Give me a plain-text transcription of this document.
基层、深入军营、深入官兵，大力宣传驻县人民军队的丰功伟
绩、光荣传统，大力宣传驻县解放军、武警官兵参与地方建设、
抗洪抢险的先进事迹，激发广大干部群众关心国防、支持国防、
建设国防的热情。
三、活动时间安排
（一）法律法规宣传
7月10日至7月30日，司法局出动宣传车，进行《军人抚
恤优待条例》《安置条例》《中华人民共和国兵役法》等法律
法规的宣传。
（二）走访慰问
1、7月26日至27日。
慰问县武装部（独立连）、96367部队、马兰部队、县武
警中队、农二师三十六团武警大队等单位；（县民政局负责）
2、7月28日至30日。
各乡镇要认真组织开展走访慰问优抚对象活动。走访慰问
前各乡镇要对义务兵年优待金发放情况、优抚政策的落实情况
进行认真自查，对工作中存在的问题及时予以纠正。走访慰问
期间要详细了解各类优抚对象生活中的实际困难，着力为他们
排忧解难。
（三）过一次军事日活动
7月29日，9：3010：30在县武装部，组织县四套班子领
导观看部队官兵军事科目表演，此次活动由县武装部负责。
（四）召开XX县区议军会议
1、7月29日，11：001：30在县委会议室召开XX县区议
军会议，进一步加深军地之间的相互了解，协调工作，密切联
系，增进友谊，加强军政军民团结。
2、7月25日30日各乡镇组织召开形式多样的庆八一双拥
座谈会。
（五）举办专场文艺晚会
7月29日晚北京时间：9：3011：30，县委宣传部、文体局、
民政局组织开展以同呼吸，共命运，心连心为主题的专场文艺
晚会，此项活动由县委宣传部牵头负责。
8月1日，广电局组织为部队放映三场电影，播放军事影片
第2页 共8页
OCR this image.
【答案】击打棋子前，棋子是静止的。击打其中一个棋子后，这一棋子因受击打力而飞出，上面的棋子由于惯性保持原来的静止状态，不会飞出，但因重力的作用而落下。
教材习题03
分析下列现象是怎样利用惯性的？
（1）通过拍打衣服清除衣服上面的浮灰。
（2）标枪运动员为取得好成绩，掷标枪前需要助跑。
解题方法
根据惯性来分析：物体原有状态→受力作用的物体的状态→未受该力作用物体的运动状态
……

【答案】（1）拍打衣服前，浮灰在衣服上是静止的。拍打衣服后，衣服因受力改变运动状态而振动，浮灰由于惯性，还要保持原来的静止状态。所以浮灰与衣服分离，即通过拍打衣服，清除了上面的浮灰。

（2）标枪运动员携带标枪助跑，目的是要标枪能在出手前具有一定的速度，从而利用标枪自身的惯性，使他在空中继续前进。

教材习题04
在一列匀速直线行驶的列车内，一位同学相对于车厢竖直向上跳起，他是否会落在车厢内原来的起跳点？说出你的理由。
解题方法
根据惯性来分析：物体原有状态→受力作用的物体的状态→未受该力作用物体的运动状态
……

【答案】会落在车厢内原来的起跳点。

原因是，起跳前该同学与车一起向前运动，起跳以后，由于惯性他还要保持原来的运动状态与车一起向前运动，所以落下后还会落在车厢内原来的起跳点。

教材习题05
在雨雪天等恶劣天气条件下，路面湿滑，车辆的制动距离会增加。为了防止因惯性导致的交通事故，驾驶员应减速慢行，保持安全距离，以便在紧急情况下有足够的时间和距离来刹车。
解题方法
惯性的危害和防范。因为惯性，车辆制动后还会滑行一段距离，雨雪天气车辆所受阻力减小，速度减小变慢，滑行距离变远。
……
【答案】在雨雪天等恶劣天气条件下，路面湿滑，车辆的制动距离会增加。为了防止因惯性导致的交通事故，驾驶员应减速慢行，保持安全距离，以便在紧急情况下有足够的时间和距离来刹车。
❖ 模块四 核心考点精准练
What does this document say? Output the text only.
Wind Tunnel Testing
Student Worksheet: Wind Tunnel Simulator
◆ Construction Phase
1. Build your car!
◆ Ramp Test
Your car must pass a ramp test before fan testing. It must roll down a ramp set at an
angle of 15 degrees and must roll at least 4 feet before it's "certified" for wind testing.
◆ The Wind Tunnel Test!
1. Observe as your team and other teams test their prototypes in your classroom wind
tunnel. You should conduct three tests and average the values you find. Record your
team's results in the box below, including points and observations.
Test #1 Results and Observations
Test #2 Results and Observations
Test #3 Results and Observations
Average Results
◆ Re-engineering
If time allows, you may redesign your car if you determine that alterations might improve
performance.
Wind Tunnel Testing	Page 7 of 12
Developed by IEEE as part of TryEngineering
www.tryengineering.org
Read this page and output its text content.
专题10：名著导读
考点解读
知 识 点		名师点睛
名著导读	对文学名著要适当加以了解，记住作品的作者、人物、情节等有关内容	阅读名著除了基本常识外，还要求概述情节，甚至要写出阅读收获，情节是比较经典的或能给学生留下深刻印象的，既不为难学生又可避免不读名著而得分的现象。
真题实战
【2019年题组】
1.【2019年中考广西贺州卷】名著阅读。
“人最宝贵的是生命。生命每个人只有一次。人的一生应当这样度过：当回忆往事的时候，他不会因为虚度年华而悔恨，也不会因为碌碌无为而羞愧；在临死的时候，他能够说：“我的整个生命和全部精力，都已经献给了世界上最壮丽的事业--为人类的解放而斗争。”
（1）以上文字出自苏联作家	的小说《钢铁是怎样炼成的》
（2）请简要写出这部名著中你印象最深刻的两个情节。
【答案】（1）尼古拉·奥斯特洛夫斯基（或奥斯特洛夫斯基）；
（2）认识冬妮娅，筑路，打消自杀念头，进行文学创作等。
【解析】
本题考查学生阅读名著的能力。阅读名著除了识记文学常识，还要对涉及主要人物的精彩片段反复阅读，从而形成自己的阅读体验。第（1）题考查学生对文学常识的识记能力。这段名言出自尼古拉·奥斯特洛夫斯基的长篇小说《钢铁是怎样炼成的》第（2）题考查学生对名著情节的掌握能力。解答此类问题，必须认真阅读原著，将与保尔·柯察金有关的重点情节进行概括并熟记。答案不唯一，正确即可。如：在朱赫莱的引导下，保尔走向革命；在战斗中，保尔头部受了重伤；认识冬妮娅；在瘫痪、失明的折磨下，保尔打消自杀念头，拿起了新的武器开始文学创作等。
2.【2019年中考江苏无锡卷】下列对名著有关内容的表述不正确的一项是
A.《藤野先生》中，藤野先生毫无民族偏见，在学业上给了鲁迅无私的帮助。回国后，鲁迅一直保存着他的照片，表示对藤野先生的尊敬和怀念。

### Task prompt
Transcribe every line of the data, exactly as it stands.

### Exercise answer
Give me a plain-text transcription of this document.
基层、深入军营、深入官兵，大力宣传驻县人民军队的丰功伟
绩、光荣传统，大力宣传驻县解放军、武警官兵参与地方建设、
抗洪抢险的先进事迹，激发广大干部群众关心国防、支持国防、
建设国防的热情。
三、活动时间安排
（一）法律法规宣传
7月10日至7月30日，司法局出动宣传车，进行《军人抚
恤优待条例》《安置条例》《中华人民共和国兵役法》等法律
法规的宣传。
（二）走访慰问
1、7月26日至27日。
慰问县武装部（独立连）、96367部队、马兰部队、县武
警中队、农二师三十六团武警大队等单位；（县民政局负责）
2、7月28日至30日。
各乡镇要认真组织开展走访慰问优抚对象活动。走访慰问
前各乡镇要对义务兵年优待金发放情况、优抚政策的落实情况
进行认真自查，对工作中存在的问题及时予以纠正。走访慰问
期间要详细了解各类优抚对象生活中的实际困难，着力为他们
排忧解难。
（三）过一次军事日活动
7月29日，9：3010：30在县武装部，组织县四套班子领
导观看部队官兵军事科目表演，此次活动由县武装部负责。
（四）召开XX县区议军会议
1、7月29日，11：001：30在县委会议室召开XX县区议
军会议，进一步加深军地之间的相互了解，协调工作，密切联
系，增进友谊，加强军政军民团结。
2、7月25日30日各乡镇组织召开形式多样的庆八一双拥
座谈会。
（五）举办专场文艺晚会
7月29日晚北京时间：9：3011：30，县委宣传部、文体局、
民政局组织开展以同呼吸，共命运，心连心为主题的专场文艺
晚会，此项活动由县委宣传部牵头负责。
8月1日，广电局组织为部队放映三场电影，播放军事影片
第2页 共8页
OCR this image.
【答案】击打棋子前，棋子是静止的。击打其中一个棋子后，这一棋子因受击打力而飞出，上面的棋子由于惯性保持原来的静止状态，不会飞出，但因重力的作用而落下。
教材习题03
分析下列现象是怎样利用惯性的？
（1）通过拍打衣服清除衣服上面的浮灰。
（2）标枪运动员为取得好成绩，掷标枪前需要助跑。
解题方法
根据惯性来分析：物体原有状态→受力作用的物体的状态→未受该力作用物体的运动状态
……

【答案】（1）拍打衣服前，浮灰在衣服上是静止的。拍打衣服后，衣服因受力改变运动状态而振动，浮灰由于惯性，还要保持原来的静止状态。所以浮灰与衣服分离，即通过拍打衣服，清除了上面的浮灰。

（2）标枪运动员携带标枪助跑，目的是要标枪能在出手前具有一定的速度，从而利用标枪自身的惯性，使他在空中继续前进。

教材习题04
在一列匀速直线行驶的列车内，一位同学相对于车厢竖直向上跳起，他是否会落在车厢内原来的起跳点？说出你的理由。
解题方法
根据惯性来分析：物体原有状态→受力作用的物体的状态→未受该力作用物体的运动状态
……

【答案】会落在车厢内原来的起跳点。

原因是，起跳前该同学与车一起向前运动，起跳以后，由于惯性他还要保持原来的运动状态与车一起向前运动，所以落下后还会落在车厢内原来的起跳点。

教材习题05
在雨雪天等恶劣天气条件下，路面湿滑，车辆的制动距离会增加。为了防止因惯性导致的交通事故，驾驶员应减速慢行，保持安全距离，以便在紧急情况下有足够的时间和距离来刹车。
解题方法
惯性的危害和防范。因为惯性，车辆制动后还会滑行一段距离，雨雪天气车辆所受阻力减小，速度减小变慢，滑行距离变远。
……
【答案】在雨雪天等恶劣天气条件下，路面湿滑，车辆的制动距离会增加。为了防止因惯性导致的交通事故，驾驶员应减速慢行，保持安全距离，以便在紧急情况下有足够的时间和距离来刹车。
❖ 模块四 核心考点精准练
What does this document say? Output the text only.
Wind Tunnel Testing
Student Worksheet: Wind Tunnel Simulator
◆ Construction Phase
1. Build your car!
◆ Ramp Test
Your car must pass a ramp test before fan testing. It must roll down a ramp set at an
angle of 15 degrees and must roll at least 4 feet before it's "certified" for wind testing.
◆ The Wind Tunnel Test!
1. Observe as your team and other teams test their prototypes in your classroom wind
tunnel. You should conduct three tests and average the values you find. Record your
team's results in the box below, including points and observations.
Test #1 Results and Observations
Test #2 Results and Observations
Test #3 Results and Observations
Average Results
◆ Re-engineering
If time allows, you may redesign your car if you determine that alterations might improve
performance.
Wind Tunnel Testing	Page 7 of 12
Developed by IEEE as part of TryEngineering
www.tryengineering.org
Read this page and output its text content.
专题10：名著导读
考点解读
知 识 点		名师点睛
名著导读	对文学名著要适当加以了解，记住作品的作者、人物、情节等有关内容	阅读名著除了基本常识外，还要求概述情节，甚至要写出阅读收获，情节是比较经典的或能给学生留下深刻印象的，既不为难学生又可避免不读名著而得分的现象。
真题实战
【2019年题组】
1.【2019年中考广西贺州卷】名著阅读。
“人最宝贵的是生命。生命每个人只有一次。人的一生应当这样度过：当回忆往事的时候，他不会因为虚度年华而悔恨，也不会因为碌碌无为而羞愧；在临死的时候，他能够说：“我的整个生命和全部精力，都已经献给了世界上最壮丽的事业--为人类的解放而斗争。”
（1）以上文字出自苏联作家	的小说《钢铁是怎样炼成的》
（2）请简要写出这部名著中你印象最深刻的两个情节。
【答案】（1）尼古拉·奥斯特洛夫斯基（或奥斯特洛夫斯基）；
（2）认识冬妮娅，筑路，打消自杀念头，进行文学创作等。
【解析】
本题考查学生阅读名著的能力。阅读名著除了识记文学常识，还要对涉及主要人物的精彩片段反复阅读，从而形成自己的阅读体验。第（1）题考查学生对文学常识的识记能力。这段名言出自尼古拉·奥斯特洛夫斯基的长篇小说《钢铁是怎样炼成的》第（2）题考查学生对名著情节的掌握能力。解答此类问题，必须认真阅读原著，将与保尔·柯察金有关的重点情节进行概括并熟记。答案不唯一，正确即可。如：在朱赫莱的引导下，保尔走向革命；在战斗中，保尔头部受了重伤；认识冬妮娅；在瘫痪、失明的折磨下，保尔打消自杀念头，拿起了新的武器开始文学创作等。
2.【2019年中考江苏无锡卷】下列对名著有关内容的表述不正确的一项是
A.《藤野先生》中，藤野先生毫无民族偏见，在学业上给了鲁迅无私的帮助。回国后，鲁迅一直保存着他的照片，表示对藤野先生的尊敬和怀念。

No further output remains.